EXERCISE TASK ::
Would you pull out every line of the material that contains the string "Linux"?

DATA TO USE ::
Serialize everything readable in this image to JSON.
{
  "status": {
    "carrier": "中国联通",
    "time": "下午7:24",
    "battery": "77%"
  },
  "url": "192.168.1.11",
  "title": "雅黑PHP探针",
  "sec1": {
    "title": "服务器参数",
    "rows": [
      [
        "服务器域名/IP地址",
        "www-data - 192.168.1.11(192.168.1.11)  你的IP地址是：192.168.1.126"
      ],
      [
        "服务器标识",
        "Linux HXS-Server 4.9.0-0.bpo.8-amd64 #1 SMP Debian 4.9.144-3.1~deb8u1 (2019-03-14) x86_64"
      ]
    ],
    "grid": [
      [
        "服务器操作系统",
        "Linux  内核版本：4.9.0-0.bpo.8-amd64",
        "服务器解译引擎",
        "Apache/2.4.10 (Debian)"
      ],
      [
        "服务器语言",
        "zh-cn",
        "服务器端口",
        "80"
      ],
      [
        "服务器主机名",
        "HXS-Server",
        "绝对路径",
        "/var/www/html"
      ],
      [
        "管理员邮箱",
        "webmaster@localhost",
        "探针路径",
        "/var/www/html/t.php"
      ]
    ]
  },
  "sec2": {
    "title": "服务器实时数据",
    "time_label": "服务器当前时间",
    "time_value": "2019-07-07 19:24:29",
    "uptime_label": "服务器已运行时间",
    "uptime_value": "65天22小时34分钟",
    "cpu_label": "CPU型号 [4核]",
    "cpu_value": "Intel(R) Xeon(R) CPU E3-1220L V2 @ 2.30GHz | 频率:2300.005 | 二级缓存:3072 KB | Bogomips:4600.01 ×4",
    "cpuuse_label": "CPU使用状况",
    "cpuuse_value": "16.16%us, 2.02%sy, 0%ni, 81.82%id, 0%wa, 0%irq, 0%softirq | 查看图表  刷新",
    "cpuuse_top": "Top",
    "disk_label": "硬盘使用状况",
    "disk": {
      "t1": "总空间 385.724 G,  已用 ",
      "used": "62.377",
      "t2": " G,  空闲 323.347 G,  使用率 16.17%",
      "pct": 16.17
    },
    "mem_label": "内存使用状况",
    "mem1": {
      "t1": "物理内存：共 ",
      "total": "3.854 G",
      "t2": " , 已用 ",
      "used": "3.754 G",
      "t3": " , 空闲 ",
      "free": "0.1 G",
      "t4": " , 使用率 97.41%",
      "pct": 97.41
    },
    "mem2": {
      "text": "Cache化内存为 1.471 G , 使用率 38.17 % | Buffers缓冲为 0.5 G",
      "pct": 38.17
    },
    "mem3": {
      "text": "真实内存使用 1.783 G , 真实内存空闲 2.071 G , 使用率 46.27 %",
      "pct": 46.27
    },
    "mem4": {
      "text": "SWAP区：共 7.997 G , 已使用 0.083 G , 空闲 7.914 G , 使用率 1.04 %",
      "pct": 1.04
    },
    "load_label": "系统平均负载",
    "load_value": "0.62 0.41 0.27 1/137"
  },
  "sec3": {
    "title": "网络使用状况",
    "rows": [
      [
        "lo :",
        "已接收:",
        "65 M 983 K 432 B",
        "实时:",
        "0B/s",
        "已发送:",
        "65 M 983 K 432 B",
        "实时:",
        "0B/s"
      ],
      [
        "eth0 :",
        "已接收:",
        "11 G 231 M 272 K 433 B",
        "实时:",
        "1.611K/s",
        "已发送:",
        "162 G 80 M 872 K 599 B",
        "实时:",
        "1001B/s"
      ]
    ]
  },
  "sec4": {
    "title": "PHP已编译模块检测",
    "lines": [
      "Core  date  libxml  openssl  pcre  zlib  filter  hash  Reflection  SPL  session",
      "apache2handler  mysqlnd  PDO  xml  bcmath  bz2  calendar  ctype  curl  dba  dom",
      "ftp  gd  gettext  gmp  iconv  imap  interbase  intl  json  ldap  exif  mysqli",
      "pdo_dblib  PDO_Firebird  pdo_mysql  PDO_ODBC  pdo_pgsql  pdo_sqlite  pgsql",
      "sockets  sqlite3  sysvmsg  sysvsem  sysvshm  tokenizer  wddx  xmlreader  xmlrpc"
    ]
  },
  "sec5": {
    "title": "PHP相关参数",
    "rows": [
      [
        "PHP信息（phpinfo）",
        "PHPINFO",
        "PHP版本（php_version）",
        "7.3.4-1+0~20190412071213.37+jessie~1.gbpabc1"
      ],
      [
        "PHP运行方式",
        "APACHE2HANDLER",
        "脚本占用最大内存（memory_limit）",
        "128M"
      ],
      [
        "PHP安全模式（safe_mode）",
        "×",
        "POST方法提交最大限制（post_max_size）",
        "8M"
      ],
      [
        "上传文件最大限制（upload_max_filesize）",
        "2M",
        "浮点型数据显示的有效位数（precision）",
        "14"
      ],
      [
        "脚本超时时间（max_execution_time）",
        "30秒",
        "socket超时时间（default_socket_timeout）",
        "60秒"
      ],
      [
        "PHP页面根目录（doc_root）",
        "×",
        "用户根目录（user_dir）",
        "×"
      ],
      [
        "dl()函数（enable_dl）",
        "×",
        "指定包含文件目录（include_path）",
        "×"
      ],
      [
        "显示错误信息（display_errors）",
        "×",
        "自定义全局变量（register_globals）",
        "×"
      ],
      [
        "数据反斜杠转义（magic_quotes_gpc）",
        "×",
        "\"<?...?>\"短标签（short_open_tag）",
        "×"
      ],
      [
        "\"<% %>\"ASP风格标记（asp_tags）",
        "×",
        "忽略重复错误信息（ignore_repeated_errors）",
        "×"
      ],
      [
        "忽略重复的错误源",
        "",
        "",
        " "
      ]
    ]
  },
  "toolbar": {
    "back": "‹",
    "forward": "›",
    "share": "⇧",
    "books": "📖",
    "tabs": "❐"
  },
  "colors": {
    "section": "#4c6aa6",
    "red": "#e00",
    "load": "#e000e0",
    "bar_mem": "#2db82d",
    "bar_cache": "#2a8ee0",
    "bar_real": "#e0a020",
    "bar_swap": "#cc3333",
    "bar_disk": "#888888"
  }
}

TASK RESULT ::
        "Linux HXS-Server 4.9.0-0.bpo.8-amd64 #1 SMP Debian 4.9.144-3.1~deb8u1 (2019-03-14) x86_64"
        "Linux  内核版本：4.9.0-0.bpo.8-amd64",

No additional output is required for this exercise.